■ Short exercise ■
Spot each line that carries the word "your"; copy those lines.

(Stored entries)
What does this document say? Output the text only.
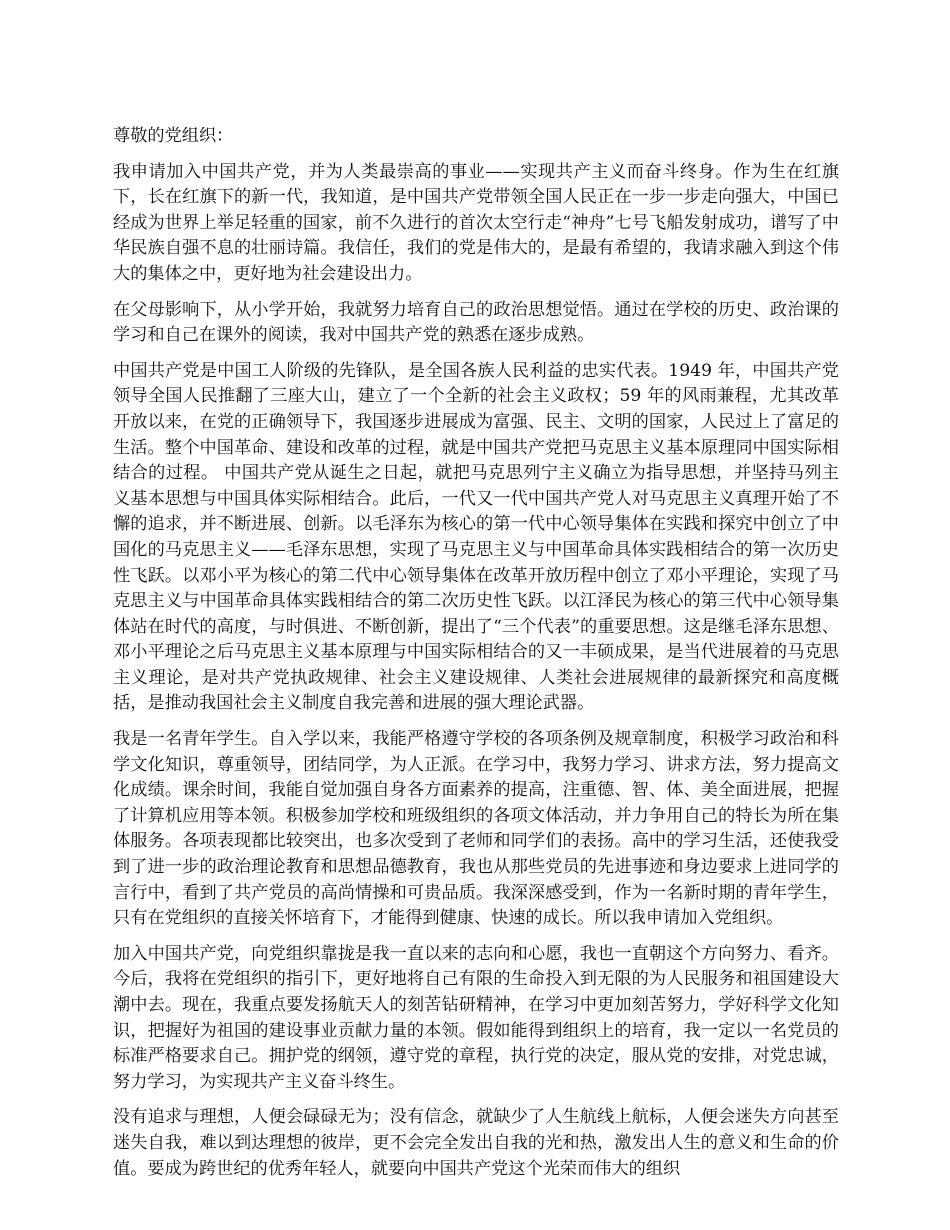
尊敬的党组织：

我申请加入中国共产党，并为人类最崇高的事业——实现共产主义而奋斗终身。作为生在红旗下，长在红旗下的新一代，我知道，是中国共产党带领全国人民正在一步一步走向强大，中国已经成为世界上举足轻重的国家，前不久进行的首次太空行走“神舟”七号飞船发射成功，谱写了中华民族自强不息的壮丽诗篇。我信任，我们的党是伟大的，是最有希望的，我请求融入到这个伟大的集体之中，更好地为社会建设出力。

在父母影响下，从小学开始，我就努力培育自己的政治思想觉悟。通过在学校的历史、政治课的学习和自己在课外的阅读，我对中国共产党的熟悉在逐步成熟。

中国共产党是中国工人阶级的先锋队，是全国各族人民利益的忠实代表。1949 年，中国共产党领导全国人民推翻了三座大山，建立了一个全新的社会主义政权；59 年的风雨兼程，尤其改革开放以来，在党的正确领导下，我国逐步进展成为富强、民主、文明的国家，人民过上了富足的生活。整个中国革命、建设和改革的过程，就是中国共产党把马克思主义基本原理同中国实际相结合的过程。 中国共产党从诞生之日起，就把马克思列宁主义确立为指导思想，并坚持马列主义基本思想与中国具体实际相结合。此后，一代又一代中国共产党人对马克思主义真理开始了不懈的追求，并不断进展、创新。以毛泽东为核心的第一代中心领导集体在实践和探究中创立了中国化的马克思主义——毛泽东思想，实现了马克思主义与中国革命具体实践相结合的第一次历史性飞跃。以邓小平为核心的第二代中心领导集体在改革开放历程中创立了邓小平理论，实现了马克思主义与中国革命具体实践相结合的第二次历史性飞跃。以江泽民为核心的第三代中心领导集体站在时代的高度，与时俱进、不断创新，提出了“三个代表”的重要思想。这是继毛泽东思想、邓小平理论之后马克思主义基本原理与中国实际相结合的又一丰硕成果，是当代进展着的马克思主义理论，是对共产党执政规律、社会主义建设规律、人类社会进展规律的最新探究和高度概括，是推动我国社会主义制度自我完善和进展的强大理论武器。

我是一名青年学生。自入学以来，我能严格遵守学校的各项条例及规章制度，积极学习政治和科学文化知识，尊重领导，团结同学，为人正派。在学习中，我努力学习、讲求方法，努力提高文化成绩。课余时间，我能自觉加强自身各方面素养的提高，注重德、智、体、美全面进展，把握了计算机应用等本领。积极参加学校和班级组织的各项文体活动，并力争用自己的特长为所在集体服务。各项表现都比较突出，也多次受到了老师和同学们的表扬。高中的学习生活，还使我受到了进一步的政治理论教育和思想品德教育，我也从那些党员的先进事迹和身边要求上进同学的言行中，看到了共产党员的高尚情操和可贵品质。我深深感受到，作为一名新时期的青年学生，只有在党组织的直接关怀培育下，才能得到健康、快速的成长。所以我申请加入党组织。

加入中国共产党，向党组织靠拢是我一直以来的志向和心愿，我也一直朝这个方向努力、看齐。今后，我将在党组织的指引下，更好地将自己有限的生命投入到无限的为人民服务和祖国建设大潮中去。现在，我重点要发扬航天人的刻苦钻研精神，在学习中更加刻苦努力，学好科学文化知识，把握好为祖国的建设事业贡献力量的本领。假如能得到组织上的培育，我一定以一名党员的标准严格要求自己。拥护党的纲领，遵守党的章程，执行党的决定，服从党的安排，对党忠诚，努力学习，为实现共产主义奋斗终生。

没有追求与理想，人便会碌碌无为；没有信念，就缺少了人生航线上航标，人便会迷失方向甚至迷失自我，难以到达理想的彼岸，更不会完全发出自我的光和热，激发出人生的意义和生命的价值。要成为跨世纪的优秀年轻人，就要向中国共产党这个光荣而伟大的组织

...

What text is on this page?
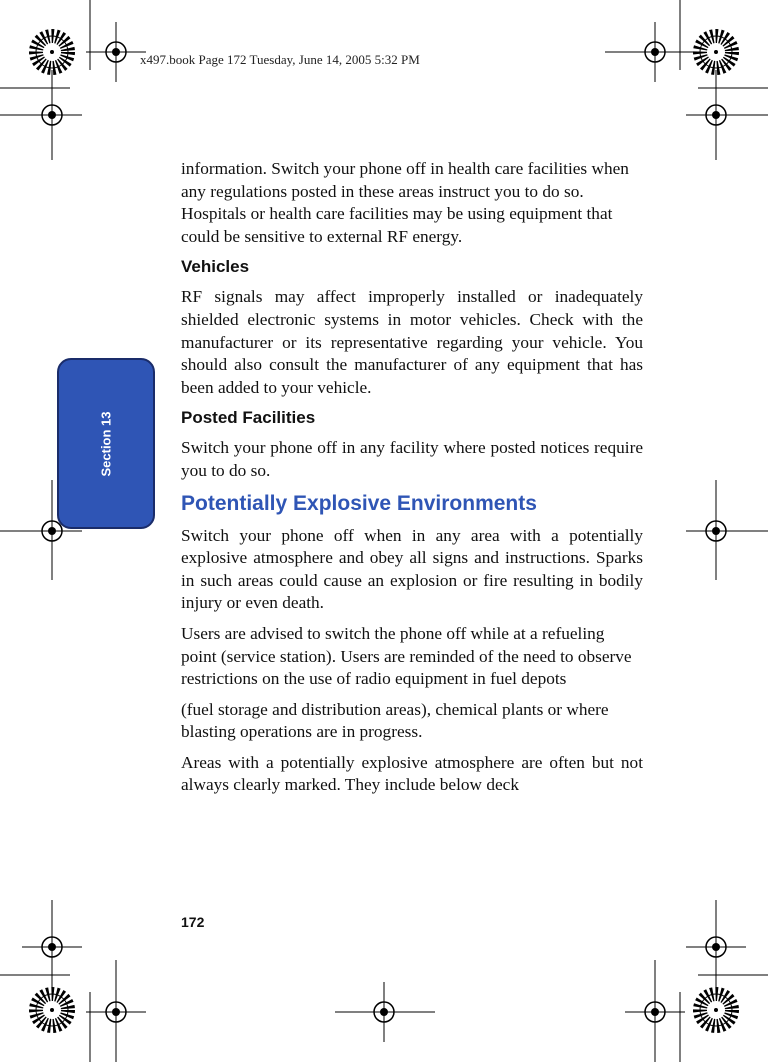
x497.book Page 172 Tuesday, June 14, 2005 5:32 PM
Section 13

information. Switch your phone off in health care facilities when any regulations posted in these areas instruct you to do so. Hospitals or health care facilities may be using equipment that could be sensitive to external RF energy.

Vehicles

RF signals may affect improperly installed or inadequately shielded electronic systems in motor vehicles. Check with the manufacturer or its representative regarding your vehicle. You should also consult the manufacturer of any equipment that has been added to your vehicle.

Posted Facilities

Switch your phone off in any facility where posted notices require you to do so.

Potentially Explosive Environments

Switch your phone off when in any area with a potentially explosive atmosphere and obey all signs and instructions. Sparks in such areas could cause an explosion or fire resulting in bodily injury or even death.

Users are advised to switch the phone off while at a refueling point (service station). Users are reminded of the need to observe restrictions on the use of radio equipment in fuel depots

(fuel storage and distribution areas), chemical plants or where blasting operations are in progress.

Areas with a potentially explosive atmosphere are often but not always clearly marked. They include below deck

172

■ Exercise solution ■
information. Switch your phone off in health care facilities when any regulations posted in these areas instruct you to do so. Hospitals or health care facilities may be using equipment that could be sensitive to external RF energy.
RF signals may affect improperly installed or inadequately shielded electronic systems in motor vehicles. Check with the manufacturer or its representative regarding your vehicle. You should also consult the manufacturer of any equipment that has been added to your vehicle.
Switch your phone off in any facility where posted notices require you to do so.
Switch your phone off when in any area with a potentially explosive atmosphere and obey all signs and instructions. Sparks in such areas could cause an explosion or fire resulting in bodily injury or even death.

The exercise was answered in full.